WHAT YOU ARE ASKED TO DO → Each line of the data below that carries the word "from" needs to be copied.
--------------------
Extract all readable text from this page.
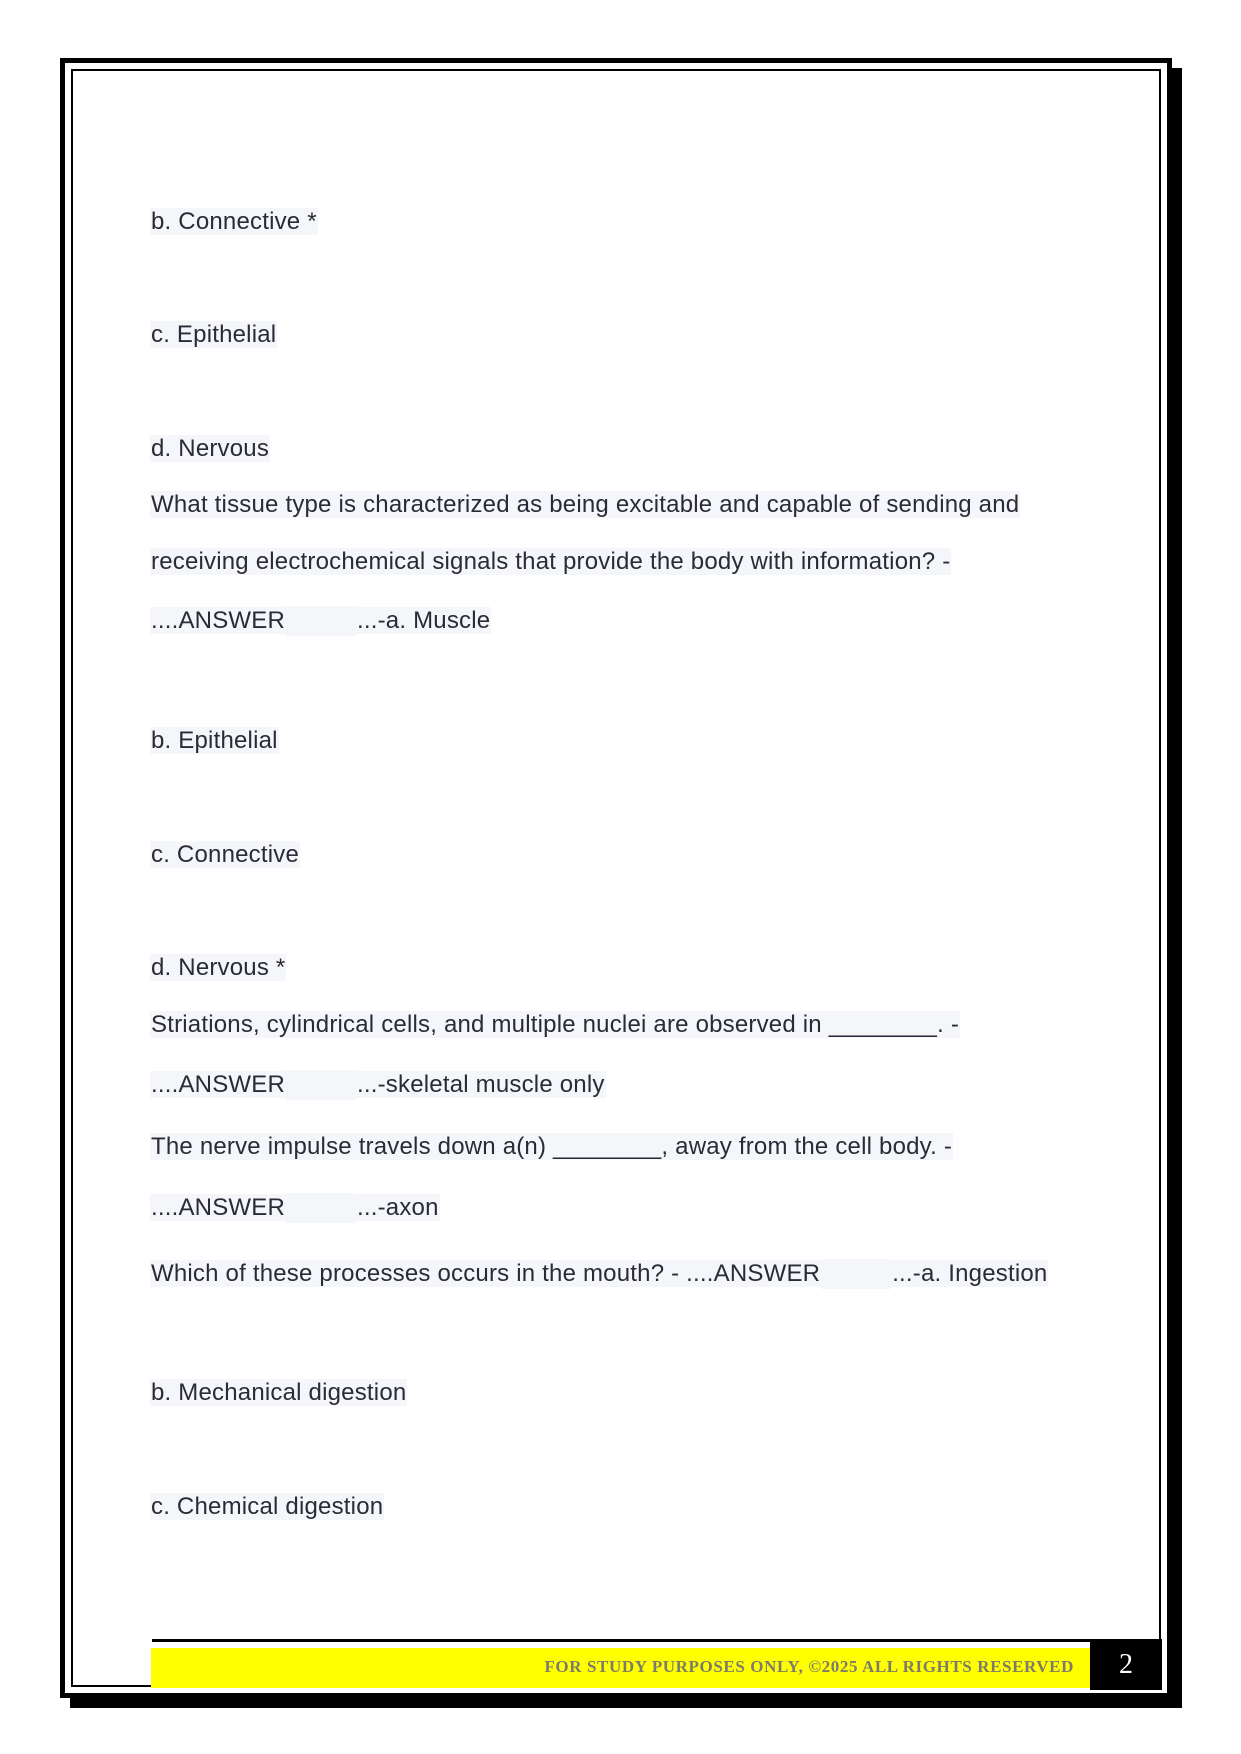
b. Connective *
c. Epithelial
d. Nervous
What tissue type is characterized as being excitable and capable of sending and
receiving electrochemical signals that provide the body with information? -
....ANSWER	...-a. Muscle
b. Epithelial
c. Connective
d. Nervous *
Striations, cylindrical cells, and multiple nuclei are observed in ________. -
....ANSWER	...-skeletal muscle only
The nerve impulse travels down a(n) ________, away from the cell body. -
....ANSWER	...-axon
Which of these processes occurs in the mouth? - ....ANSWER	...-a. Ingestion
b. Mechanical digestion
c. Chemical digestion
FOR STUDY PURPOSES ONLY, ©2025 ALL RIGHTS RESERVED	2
--------------------
OUTPUT BELOW →
Extract all readable text from this page.
The nerve impulse travels down a(n) ________, away from the cell body. -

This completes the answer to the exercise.